▶ [Requests]
(a) Answer each question from the essay on Irish rain.
(i) What Gaelic word for rain does it give?
(ii) In what month and year did the garage flooding happen?
(iii) Under which mountain did the proposal take place?
(b) Extend the essay on Irish rain beyond its final sentence.

▶ [Source extract]

======

Come on in, the weather's lovely.

Come on in, the weather’s lovely.

I’m Irish; therefore I know rain.

The Gaelic word for the phenomenon, ‘baisteach’, is pretty close to my own reaction when I pull open the curtains on an October morning to be greeted by dripping leaves.

Rain. Vast soggy swathes of my youth were soaked in the stuff. Summers swept away, winters seeping into one single drenched grey mass.

In a part of my brain – call it the Celtic cortex – it never stops pouring down. Showers that struck on holidays in Galway at the age of 12 continue still; the deluge that I swam through the first time I climbed Carauntoohill continues to pour down its sodden flanks.

As an Irishman for me rain is as much a state of mind as a natural phenomenon.

Great Recent Downpours I Have Known: The 72 hour burst that drenched our American visitors on their first trip to Ireland in September 2012; the mist that soaked my wife and I as I proposed under Mweelrea mountain seven months earlier; the torrents of a single night that flooded our block’s garage in October 2011.

Magnificent falls all.

—–

After a dry (by Irish standards) summer the rain returned to Dublin this week, three days of grey skies and damp air, broken only by dreary deluges and spot flooding.

At least in the west of Ireland they had an unlikely distraction, an apocalyptic ‘black cloud’ attacking gravestones and a church tea room.

'Travellers surprised by sudden rain'. Utagawa Hiroshige

Soft day? ‘Travellers surprised by sudden rain’.

======

▶ [Raw data]
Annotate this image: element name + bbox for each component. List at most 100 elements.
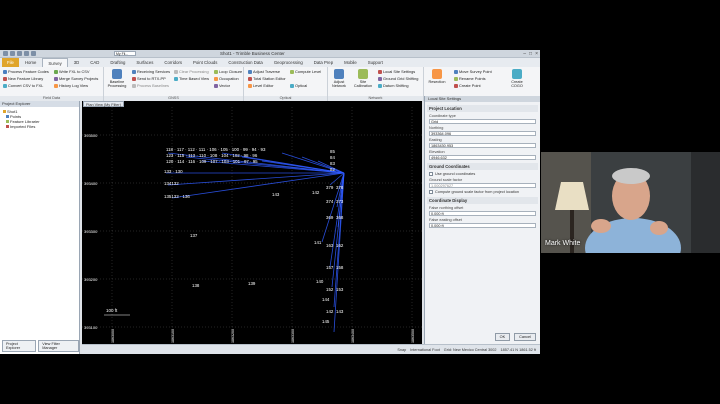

======

▶ [Exercise responses]
(a)
(i) 'baisteach'
(ii) October 2011
(iii) Mweelrea

(b)
Utagawa Hiroshige

The only memorable airbourne event I encountered in recent days was a lightning strike over Dublin Bay early on Tuesday morning which – I later discovered – struck an Aer Lingus plane.

Other than that it’s been raincoats, umbrellas and the sodden, sinking feeling that Autumn is here, with winter (read: same rain, just colder) to follow.

This persistent feeling that, regardless of how pleasant it might be today, rain is just around the corner, likely accounts for the outlook of the Irish pessimist class.

The fact that I – figuratively at least – approach many of life’s challenges with an umbrella in one hand and a dripping macintosh in the other is often remarked on by my other half.

Hailing from Southern California, where rain is seen as some quaint Old World folk memory, her usual outlook is a progressive optimism.

Guess whose approach works better?

As I write this it’s…. well, let’s just say that it’s not dry outside. But it will be tomorrow, they say. And there may even be sun, we’re promised, ‘in parts’.

Until then I’ll be – like Christy Moore – cursing this cold blow and the rainy night.

Let it rain. Just elsewhere.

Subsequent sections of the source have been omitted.